__Exercise prompt__
In the entries below, every line that contains "skall" must be located and copied.

======== Materials provided ========

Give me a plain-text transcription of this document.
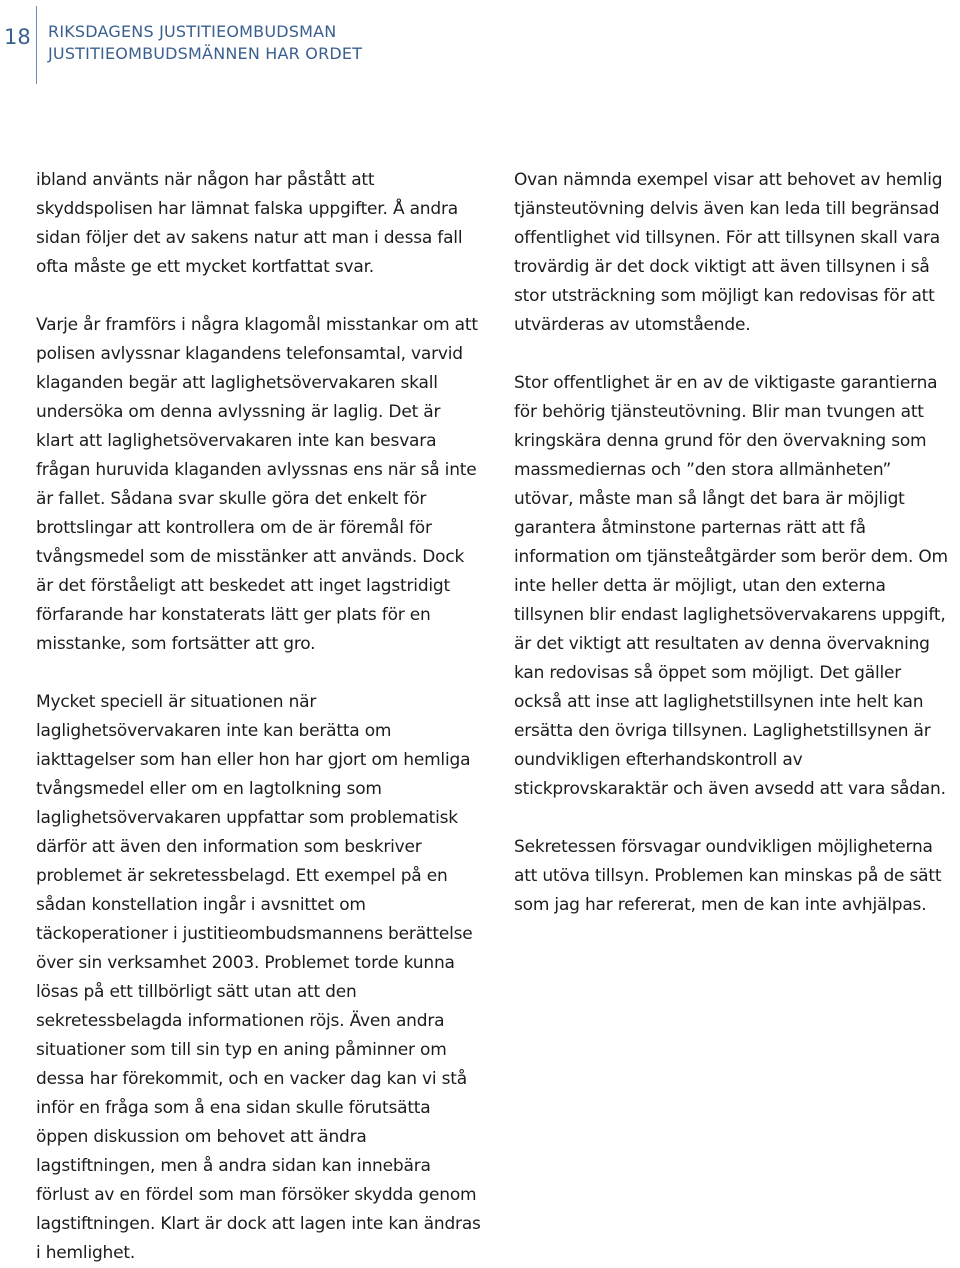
18 RIKSDAGENS JUSTITIEOMBUDSMAN
JUSTITIEOMBUDSMÄNNEN HAR ORDET

ibland använts när någon har påstått att skyddspolisen har lämnat falska uppgifter. Å andra sidan följer det av sakens natur att man i dessa fall ofta måste ge ett mycket kortfattat svar.

Varje år framförs i några klagomål misstankar om att polisen avlyssnar klagandens telefonsamtal, varvid klaganden begär att laglighetsövervakaren skall undersöka om denna avlyssning är laglig. Det är klart att laglighetsövervakaren inte kan besvara frågan huruvida klaganden avlyssnas ens när så inte är fallet. Sådana svar skulle göra det enkelt för brottslingar att kontrollera om de är föremål för tvångsmedel som de misstänker att används. Dock är det förståeligt att beskedet att inget lagstridigt förfarande har konstaterats lätt ger plats för en misstanke, som fortsätter att gro.

Mycket speciell är situationen när laglighetsövervakaren inte kan berätta om iakttagelser som han eller hon har gjort om hemliga tvångsmedel eller om en lagtolkning som laglighetsövervakaren uppfattar som problematisk därför att även den information som beskriver problemet är sekretessbelagd. Ett exempel på en sådan konstellation ingår i avsnittet om täckoperationer i justitieombudsmannens berättelse över sin verksamhet 2003. Problemet torde kunna lösas på ett tillbörligt sätt utan att den sekretessbelagda informationen röjs. Även andra situationer som till sin typ en aning påminner om dessa har förekommit, och en vacker dag kan vi stå inför en fråga som å ena sidan skulle förutsätta öppen diskussion om behovet att ändra lagstiftningen, men å andra sidan kan innebära förlust av en fördel som man försöker skydda genom lagstiftningen. Klart är dock att lagen inte kan ändras i hemlighet.

Ovan nämnda exempel visar att behovet av hemlig tjänsteutövning delvis även kan leda till begränsad offentlighet vid tillsynen. För att tillsynen skall vara trovärdig är det dock viktigt att även tillsynen i så stor utsträckning som möjligt kan redovisas för att utvärderas av utomstående.

Stor offentlighet är en av de viktigaste garantierna för behörig tjänsteutövning. Blir man tvungen att kringskära denna grund för den övervakning som massmediernas och ”den stora allmänheten” utövar, måste man så långt det bara är möjligt garantera åtminstone parternas rätt att få information om tjänsteåtgärder som berör dem. Om inte heller detta är möjligt, utan den externa tillsynen blir endast laglighetsövervakarens uppgift, är det viktigt att resultaten av denna övervakning kan redovisas så öppet som möjligt. Det gäller också att inse att laglighetstillsynen inte helt kan ersätta den övriga tillsynen. Laglighetstillsynen är oundvikligen efterhandskontroll av stickprovskaraktär och även avsedd att vara sådan.

Sekretessen försvagar oundvikligen möjligheterna att utöva tillsyn. Problemen kan minskas på de sätt som jag har refererat, men de kan inte avhjälpas.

========

__Completed exercise__
Varje år framförs i några klagomål misstankar om att polisen avlyssnar klagandens telefonsamtal, varvid klaganden begär att laglighetsövervakaren skall undersöka om denna avlyssning är laglig. Det är klart att laglighetsövervakaren inte kan besvara frågan huruvida klaganden avlyssnas ens när så inte är fallet. Sådana svar skulle göra det enkelt för brottslingar att kontrollera om de är föremål för tvångsmedel som de misstänker att används. Dock är det förståeligt att beskedet att inget lagstridigt förfarande har konstaterats lätt ger plats för en misstanke, som fortsätter att gro.
Ovan nämnda exempel visar att behovet av hemlig tjänsteutövning delvis även kan leda till begränsad offentlighet vid tillsynen. För att tillsynen skall vara trovärdig är det dock viktigt att även tillsynen i så stor utsträckning som möjligt kan redovisas för att utvärderas av utomstående.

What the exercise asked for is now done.